> [Aim of the task]: Go through the data below. Pull out every line that has the word "down".

> [Extracted entries]:
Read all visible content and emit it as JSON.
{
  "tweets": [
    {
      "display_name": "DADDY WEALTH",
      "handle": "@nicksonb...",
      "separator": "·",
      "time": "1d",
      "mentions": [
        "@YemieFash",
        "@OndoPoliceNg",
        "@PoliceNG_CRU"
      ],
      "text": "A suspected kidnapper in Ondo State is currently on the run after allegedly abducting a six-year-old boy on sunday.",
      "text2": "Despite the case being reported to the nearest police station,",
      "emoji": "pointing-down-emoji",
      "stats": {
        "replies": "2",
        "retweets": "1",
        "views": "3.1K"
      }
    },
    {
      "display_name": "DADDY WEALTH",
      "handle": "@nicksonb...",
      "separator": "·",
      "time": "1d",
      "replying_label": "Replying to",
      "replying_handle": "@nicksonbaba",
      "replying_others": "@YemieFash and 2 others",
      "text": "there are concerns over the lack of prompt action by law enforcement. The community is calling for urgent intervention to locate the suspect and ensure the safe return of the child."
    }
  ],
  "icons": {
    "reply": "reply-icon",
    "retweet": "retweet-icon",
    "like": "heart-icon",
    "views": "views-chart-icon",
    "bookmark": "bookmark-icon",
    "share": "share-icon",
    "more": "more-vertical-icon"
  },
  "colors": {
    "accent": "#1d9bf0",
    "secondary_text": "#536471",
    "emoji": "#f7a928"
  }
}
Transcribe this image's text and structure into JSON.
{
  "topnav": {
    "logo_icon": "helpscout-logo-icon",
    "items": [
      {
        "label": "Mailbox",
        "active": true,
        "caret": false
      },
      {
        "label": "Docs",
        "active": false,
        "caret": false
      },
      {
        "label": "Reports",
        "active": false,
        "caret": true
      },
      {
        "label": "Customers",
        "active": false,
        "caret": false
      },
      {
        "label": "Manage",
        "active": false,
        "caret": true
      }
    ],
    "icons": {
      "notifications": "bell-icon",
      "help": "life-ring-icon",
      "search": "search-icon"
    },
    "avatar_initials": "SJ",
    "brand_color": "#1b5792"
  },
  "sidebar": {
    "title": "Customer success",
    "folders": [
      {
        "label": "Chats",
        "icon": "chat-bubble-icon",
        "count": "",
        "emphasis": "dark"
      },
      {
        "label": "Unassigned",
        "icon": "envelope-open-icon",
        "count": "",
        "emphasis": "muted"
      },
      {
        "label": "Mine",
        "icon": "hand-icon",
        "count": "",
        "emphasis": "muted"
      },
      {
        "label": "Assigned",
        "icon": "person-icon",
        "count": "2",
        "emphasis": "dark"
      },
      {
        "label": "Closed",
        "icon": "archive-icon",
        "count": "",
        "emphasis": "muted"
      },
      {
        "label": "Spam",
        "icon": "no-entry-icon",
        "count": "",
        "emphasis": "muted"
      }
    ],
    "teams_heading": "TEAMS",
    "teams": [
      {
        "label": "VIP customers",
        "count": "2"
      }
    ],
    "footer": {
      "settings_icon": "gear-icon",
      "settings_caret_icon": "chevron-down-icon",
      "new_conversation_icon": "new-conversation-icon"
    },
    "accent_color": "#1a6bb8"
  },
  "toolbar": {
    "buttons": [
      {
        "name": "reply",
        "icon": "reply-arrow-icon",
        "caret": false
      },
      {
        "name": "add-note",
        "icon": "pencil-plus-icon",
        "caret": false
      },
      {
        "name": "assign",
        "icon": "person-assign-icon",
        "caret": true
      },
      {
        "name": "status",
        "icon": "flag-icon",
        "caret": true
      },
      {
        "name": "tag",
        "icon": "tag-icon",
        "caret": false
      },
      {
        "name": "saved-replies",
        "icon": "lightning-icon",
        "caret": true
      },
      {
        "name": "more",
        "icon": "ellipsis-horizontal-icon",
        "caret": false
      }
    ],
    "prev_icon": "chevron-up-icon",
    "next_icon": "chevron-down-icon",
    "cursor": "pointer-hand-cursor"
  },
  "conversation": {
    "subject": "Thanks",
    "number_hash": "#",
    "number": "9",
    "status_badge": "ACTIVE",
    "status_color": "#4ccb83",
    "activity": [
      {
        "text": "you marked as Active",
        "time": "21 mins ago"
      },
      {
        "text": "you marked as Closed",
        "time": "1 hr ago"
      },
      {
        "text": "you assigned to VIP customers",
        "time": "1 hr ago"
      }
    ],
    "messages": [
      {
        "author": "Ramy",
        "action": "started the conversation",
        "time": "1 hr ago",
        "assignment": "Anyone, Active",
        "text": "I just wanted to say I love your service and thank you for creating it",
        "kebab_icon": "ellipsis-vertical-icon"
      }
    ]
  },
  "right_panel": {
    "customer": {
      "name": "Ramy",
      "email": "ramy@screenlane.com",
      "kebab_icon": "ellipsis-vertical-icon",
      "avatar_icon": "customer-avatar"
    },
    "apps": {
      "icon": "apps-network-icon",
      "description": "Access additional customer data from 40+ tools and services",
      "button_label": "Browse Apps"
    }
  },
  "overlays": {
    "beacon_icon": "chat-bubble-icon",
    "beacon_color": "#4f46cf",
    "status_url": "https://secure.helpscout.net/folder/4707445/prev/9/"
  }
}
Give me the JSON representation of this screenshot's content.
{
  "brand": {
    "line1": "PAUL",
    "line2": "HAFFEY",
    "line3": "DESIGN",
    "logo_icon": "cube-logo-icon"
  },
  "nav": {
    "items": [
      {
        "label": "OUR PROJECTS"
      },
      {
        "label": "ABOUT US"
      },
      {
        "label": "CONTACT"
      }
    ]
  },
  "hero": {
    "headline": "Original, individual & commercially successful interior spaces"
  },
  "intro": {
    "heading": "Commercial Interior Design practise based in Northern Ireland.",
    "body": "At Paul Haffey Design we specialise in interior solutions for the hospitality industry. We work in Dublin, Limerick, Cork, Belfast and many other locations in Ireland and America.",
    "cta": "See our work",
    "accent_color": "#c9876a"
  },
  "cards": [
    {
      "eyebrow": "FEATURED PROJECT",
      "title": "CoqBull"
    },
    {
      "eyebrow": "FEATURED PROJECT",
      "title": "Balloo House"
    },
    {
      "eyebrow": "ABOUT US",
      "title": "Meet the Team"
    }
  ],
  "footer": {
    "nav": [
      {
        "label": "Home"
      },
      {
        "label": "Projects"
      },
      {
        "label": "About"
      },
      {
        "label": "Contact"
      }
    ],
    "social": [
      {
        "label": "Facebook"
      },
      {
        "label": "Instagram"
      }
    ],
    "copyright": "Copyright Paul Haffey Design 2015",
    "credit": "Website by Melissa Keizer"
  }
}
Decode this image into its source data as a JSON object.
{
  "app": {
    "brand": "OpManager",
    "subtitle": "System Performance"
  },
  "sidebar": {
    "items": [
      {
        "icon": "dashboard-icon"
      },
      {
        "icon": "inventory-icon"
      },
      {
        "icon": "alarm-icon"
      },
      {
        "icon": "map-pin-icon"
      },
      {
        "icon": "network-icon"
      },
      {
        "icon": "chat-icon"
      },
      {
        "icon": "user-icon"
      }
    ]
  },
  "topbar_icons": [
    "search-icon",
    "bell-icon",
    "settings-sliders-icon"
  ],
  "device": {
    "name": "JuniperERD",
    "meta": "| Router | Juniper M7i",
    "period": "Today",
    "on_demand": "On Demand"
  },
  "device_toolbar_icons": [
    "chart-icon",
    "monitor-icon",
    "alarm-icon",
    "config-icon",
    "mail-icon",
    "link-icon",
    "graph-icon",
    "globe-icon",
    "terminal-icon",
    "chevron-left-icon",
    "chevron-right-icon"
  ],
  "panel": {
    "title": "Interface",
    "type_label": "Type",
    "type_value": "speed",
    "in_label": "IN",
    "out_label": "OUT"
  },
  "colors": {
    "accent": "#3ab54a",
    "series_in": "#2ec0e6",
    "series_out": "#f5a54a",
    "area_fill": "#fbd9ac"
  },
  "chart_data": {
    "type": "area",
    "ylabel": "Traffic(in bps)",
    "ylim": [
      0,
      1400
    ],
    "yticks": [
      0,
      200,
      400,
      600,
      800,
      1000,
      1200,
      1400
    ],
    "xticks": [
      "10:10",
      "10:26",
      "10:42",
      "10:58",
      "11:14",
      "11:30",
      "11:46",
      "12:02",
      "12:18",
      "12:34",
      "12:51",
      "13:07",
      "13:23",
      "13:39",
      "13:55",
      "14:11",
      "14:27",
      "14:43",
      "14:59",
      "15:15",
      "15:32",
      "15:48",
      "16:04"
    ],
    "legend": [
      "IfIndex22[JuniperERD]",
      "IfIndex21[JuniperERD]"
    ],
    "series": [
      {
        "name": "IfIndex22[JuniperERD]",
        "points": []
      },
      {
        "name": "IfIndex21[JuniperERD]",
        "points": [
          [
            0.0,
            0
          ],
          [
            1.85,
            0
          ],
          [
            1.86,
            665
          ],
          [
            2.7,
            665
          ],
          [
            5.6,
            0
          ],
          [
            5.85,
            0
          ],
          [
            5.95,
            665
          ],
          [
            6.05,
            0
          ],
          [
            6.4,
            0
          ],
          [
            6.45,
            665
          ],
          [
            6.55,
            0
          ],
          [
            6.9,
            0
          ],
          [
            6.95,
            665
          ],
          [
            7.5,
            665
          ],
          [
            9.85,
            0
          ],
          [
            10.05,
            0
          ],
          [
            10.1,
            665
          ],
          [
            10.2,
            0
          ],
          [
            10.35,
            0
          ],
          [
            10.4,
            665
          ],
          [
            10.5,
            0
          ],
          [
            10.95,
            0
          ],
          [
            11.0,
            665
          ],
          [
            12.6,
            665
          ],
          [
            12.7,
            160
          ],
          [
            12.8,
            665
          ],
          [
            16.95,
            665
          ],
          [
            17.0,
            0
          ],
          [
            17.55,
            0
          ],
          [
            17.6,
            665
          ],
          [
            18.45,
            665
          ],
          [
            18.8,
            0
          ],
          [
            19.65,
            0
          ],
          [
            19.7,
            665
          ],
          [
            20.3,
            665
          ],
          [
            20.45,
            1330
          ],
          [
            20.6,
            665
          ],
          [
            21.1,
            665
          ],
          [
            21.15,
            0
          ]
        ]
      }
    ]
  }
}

> [Task answer]:
      "emoji": "pointing-down-emoji",
      "settings_caret_icon": "chevron-down-icon",
    "next_icon": "chevron-down-icon",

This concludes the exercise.